EXERCISE INSTRUCTIONS
Every record below should be transcribed exactly. Omit the images.

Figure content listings
========
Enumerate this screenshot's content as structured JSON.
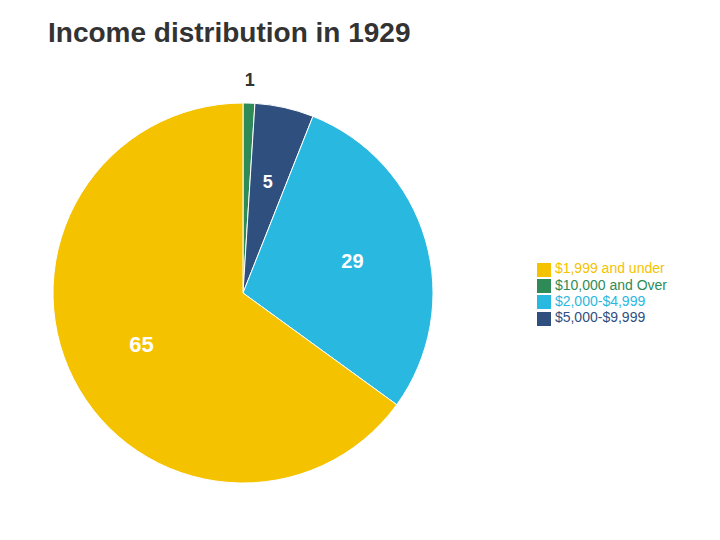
{
  "chart_data": {
    "type": "pie",
    "title": "Income distribution in 1929",
    "categories": [
      "$10,000 and Over",
      "$5,000-$9,999",
      "$2,000-$4,999",
      "$1,999 and under"
    ],
    "values": [
      1,
      5,
      29,
      65
    ],
    "colors": [
      "#2e8b57",
      "#2f4f7f",
      "#29b8e0",
      "#f5c200"
    ],
    "data_labels": true,
    "legend": "right"
  }
}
========
FINISHED EXERCISE
Enumerate this screenshot's content as structured JSON.
{
  "chart_data": {
    "type": "pie",
    "title": "Income distribution in 1929",
    "categories": [
      "$10,000 and Over",
      "$5,000-$9,999",
      "$2,000-$4,999",
      "$1,999 and under"
    ],
    "values": [
      1,
      5,
      29,
      65
    ],
    "colors": [
      "#2e8b57",
      "#2f4f7f",
      "#29b8e0",
      "#f5c200"
    ],
    "data_labels": true,
    "legend": "right"
  }
}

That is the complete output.